**WRITTEN INSTRUCTION**
Below are records to transcribe exactly, without their pictures.

**PROVIDED DATA**
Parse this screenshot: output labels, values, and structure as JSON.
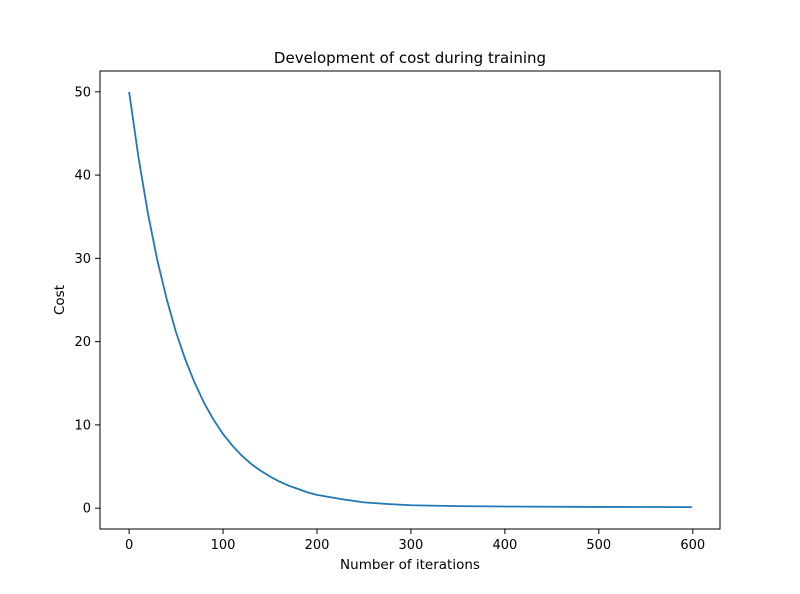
{
  "chart_data": {
    "type": "line",
    "title": "Development of cost during training",
    "xlabel": "Number of iterations",
    "ylabel": "Cost",
    "xlim": [
      -31,
      629
    ],
    "ylim": [
      -2.5,
      52.5
    ],
    "xticks": [
      0,
      100,
      200,
      300,
      400,
      500,
      600
    ],
    "yticks": [
      0,
      10,
      20,
      30,
      40,
      50
    ],
    "grid": false,
    "legend": "none",
    "series": [
      {
        "color": "#1f77b4",
        "x": [
          0,
          10,
          20,
          30,
          40,
          50,
          60,
          70,
          80,
          90,
          100,
          110,
          120,
          130,
          140,
          150,
          160,
          170,
          180,
          190,
          200,
          225,
          250,
          275,
          300,
          350,
          400,
          450,
          500,
          550,
          599
        ],
        "y": [
          50.0,
          42.1,
          35.4,
          29.8,
          25.1,
          21.1,
          17.8,
          15.0,
          12.6,
          10.6,
          8.9,
          7.5,
          6.3,
          5.3,
          4.5,
          3.8,
          3.2,
          2.7,
          2.3,
          1.9,
          1.6,
          1.1,
          0.7,
          0.5,
          0.35,
          0.25,
          0.2,
          0.17,
          0.15,
          0.14,
          0.13
        ]
      }
    ]
  }
}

**EXERCISE SOLUTION**
Parse this screenshot: output labels, values, and structure as JSON.
{
  "chart_data": {
    "type": "line",
    "title": "Development of cost during training",
    "xlabel": "Number of iterations",
    "ylabel": "Cost",
    "xlim": [
      -31,
      629
    ],
    "ylim": [
      -2.5,
      52.5
    ],
    "xticks": [
      0,
      100,
      200,
      300,
      400,
      500,
      600
    ],
    "yticks": [
      0,
      10,
      20,
      30,
      40,
      50
    ],
    "grid": false,
    "legend": "none",
    "series": [
      {
        "color": "#1f77b4",
        "x": [
          0,
          10,
          20,
          30,
          40,
          50,
          60,
          70,
          80,
          90,
          100,
          110,
          120,
          130,
          140,
          150,
          160,
          170,
          180,
          190,
          200,
          225,
          250,
          275,
          300,
          350,
          400,
          450,
          500,
          550,
          599
        ],
        "y": [
          50.0,
          42.1,
          35.4,
          29.8,
          25.1,
          21.1,
          17.8,
          15.0,
          12.6,
          10.6,
          8.9,
          7.5,
          6.3,
          5.3,
          4.5,
          3.8,
          3.2,
          2.7,
          2.3,
          1.9,
          1.6,
          1.1,
          0.7,
          0.5,
          0.35,
          0.25,
          0.2,
          0.17,
          0.15,
          0.14,
          0.13
        ]
      }
    ]
  }
}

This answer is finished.